Your goal
Transcribe the lines below verbatim, skipping the images.

Provided data
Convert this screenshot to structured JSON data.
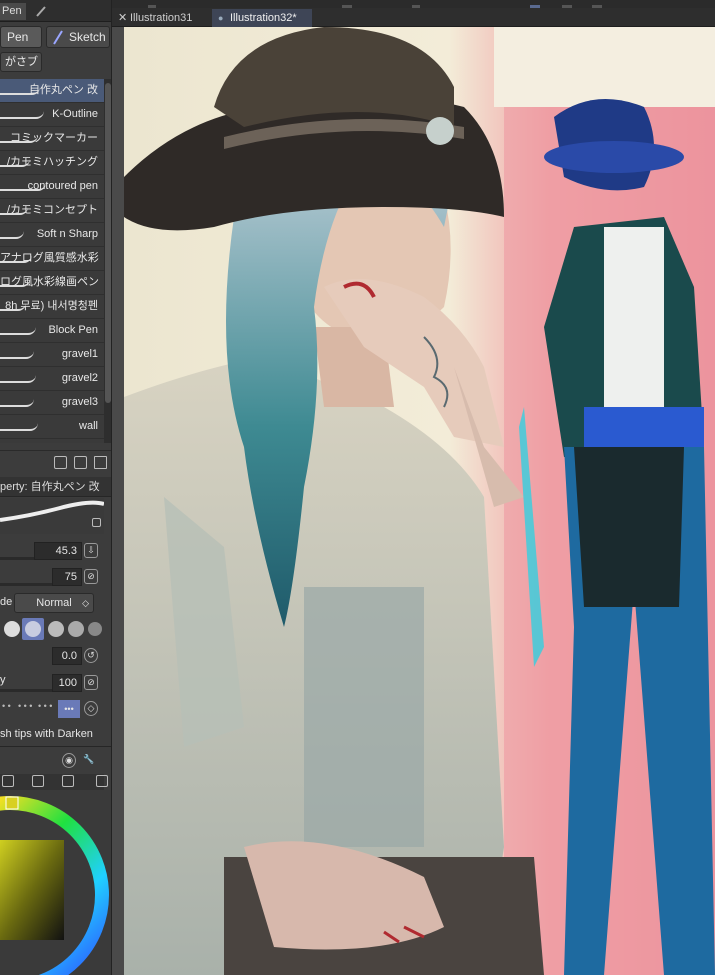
{
  "tool_panel": {
    "tab_label": "Pen",
    "subtools": [
      "Pen",
      "Sketch"
    ],
    "subtool_group": "がさブ"
  },
  "brushes": [
    {
      "label": "自作丸ペン 改",
      "selected": true
    },
    {
      "label": "K-Outline"
    },
    {
      "label": "コミックマーカー"
    },
    {
      "label": "/カモミハッチング"
    },
    {
      "label": "contoured pen"
    },
    {
      "label": "/カモミコンセプト"
    },
    {
      "label": "Soft n Sharp"
    },
    {
      "label": "アナログ風質感水彩"
    },
    {
      "label": "ログ風水彩線画ペン"
    },
    {
      "label": "8h 무료) 내서명청펜"
    },
    {
      "label": "Block Pen"
    },
    {
      "label": "gravel1"
    },
    {
      "label": "gravel2"
    },
    {
      "label": "gravel3"
    },
    {
      "label": "wall"
    }
  ],
  "properties": {
    "header": "perty: 自作丸ペン 改",
    "brush_size": "45.3",
    "opacity": "75",
    "blend_mode_label": "de",
    "blend_mode": "Normal",
    "value_00": "0.0",
    "value_100": "100",
    "density_label": "y",
    "footer_text": "sh tips with Darken"
  },
  "documents": [
    {
      "label": "Illustration31",
      "active": false
    },
    {
      "label": "Illustration32*",
      "active": true
    }
  ],
  "colors": {
    "accent": "#4a5a78",
    "panel": "#3c3c3c",
    "selected_color": "#d8d020"
  }
}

Exercise response
Convert this screenshot to structured JSON data.
{
  "tool_panel": {
    "tab_label": "Pen",
    "subtools": [
      "Pen",
      "Sketch"
    ],
    "subtool_group": "がさブ"
  },
  "brushes": [
    {
      "label": "自作丸ペン 改",
      "selected": true
    },
    {
      "label": "K-Outline"
    },
    {
      "label": "コミックマーカー"
    },
    {
      "label": "/カモミハッチング"
    },
    {
      "label": "contoured pen"
    },
    {
      "label": "/カモミコンセプト"
    },
    {
      "label": "Soft n Sharp"
    },
    {
      "label": "アナログ風質感水彩"
    },
    {
      "label": "ログ風水彩線画ペン"
    },
    {
      "label": "8h 무료) 내서명청펜"
    },
    {
      "label": "Block Pen"
    },
    {
      "label": "gravel1"
    },
    {
      "label": "gravel2"
    },
    {
      "label": "gravel3"
    },
    {
      "label": "wall"
    }
  ],
  "properties": {
    "header": "perty: 自作丸ペン 改",
    "brush_size": "45.3",
    "opacity": "75",
    "blend_mode_label": "de",
    "blend_mode": "Normal",
    "value_00": "0.0",
    "value_100": "100",
    "density_label": "y",
    "footer_text": "sh tips with Darken"
  },
  "documents": [
    {
      "label": "Illustration31",
      "active": false
    },
    {
      "label": "Illustration32*",
      "active": true
    }
  ],
  "colors": {
    "accent": "#4a5a78",
    "panel": "#3c3c3c",
    "selected_color": "#d8d020"
  }
}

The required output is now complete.